■ **WRITTEN PROBLEM**
Reproduce the lines of the listing below verbatim, beginning with the first line and continuing through the line containing "table-cell: 765.47 [1685, 1057, 1827, 1104]", including both of those lines.

(Data extracted from a collection)

• • • • •

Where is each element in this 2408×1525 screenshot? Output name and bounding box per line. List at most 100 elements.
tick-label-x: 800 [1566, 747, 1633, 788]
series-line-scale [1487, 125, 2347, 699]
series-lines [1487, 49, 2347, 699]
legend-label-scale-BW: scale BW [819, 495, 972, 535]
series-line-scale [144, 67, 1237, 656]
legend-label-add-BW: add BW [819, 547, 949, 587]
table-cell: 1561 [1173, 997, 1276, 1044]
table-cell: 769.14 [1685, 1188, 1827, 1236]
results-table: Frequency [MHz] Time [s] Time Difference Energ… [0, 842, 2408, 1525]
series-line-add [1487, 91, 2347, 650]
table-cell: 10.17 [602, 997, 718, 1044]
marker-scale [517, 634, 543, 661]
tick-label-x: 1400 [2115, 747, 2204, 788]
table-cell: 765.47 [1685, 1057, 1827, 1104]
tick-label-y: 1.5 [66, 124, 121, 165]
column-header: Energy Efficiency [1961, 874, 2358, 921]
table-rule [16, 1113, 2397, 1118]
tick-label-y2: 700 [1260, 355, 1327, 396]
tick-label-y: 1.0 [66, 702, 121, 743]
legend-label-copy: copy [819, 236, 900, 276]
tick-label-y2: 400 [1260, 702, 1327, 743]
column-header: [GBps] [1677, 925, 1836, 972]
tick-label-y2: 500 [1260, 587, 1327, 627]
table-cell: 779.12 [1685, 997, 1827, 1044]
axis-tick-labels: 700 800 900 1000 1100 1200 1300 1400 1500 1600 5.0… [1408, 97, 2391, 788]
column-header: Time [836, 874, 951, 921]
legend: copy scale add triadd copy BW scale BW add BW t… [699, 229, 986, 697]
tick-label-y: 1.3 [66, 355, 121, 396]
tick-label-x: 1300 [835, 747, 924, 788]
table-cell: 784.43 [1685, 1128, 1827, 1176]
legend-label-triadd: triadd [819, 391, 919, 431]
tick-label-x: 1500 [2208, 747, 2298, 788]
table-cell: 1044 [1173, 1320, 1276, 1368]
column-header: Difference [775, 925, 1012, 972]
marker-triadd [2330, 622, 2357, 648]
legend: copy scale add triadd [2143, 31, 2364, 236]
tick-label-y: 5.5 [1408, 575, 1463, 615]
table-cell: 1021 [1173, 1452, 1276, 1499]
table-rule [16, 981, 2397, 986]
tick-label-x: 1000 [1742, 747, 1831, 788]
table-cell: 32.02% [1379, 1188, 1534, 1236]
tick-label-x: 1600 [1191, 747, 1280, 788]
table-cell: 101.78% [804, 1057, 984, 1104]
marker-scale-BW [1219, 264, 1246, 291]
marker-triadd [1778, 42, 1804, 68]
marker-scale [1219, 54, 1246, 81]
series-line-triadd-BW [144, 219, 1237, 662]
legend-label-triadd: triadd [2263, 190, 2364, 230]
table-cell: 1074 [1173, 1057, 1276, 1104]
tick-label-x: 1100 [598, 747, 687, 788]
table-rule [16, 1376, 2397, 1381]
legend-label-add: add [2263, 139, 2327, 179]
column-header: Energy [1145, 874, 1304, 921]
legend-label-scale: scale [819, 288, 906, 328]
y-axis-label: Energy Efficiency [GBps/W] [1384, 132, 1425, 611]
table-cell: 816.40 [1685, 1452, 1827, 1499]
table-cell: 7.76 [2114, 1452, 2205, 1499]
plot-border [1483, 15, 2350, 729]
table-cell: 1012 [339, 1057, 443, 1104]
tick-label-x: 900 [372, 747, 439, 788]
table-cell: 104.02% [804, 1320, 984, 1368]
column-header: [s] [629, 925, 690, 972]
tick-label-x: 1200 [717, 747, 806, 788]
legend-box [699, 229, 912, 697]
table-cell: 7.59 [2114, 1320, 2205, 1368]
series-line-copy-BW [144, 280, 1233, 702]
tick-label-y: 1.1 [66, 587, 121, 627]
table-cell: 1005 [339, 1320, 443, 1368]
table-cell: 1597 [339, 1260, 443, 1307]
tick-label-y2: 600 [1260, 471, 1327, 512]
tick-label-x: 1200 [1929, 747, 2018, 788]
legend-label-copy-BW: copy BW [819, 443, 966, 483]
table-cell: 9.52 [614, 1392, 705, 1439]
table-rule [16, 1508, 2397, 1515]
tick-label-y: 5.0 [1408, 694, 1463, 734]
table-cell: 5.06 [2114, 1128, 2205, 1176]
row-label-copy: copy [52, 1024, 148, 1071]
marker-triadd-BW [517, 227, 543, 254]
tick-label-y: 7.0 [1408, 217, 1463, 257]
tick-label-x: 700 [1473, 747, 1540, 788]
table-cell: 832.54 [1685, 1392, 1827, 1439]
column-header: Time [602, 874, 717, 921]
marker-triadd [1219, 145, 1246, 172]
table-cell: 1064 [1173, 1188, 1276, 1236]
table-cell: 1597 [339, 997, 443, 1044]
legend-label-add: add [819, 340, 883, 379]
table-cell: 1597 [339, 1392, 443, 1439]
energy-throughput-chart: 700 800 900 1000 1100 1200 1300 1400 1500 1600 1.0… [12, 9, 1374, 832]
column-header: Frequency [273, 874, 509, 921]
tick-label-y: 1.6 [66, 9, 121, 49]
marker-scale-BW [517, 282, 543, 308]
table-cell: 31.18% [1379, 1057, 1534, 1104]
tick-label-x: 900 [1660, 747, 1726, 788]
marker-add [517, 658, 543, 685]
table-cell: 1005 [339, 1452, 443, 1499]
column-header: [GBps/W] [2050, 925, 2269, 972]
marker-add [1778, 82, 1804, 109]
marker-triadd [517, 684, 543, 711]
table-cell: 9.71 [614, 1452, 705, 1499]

• • • • •

■ **REPLY**
Where is each element in this 2408×1525 screenshot? Output name and bounding box per line. List at most 100 elements.
tick-label-x: 800 [1566, 747, 1633, 788]
series-line-scale [1487, 125, 2347, 699]
series-lines [1487, 49, 2347, 699]
legend-label-scale-BW: scale BW [819, 495, 972, 535]
series-line-scale [144, 67, 1237, 656]
legend-label-add-BW: add BW [819, 547, 949, 587]
table-cell: 1561 [1173, 997, 1276, 1044]
table-cell: 769.14 [1685, 1188, 1827, 1236]
results-table: Frequency [MHz] Time [s] Time Difference Energ… [0, 842, 2408, 1525]
series-line-add [1487, 91, 2347, 650]
table-cell: 10.17 [602, 997, 718, 1044]
marker-scale [517, 634, 543, 661]
tick-label-x: 1400 [2115, 747, 2204, 788]
table-cell: 765.47 [1685, 1057, 1827, 1104]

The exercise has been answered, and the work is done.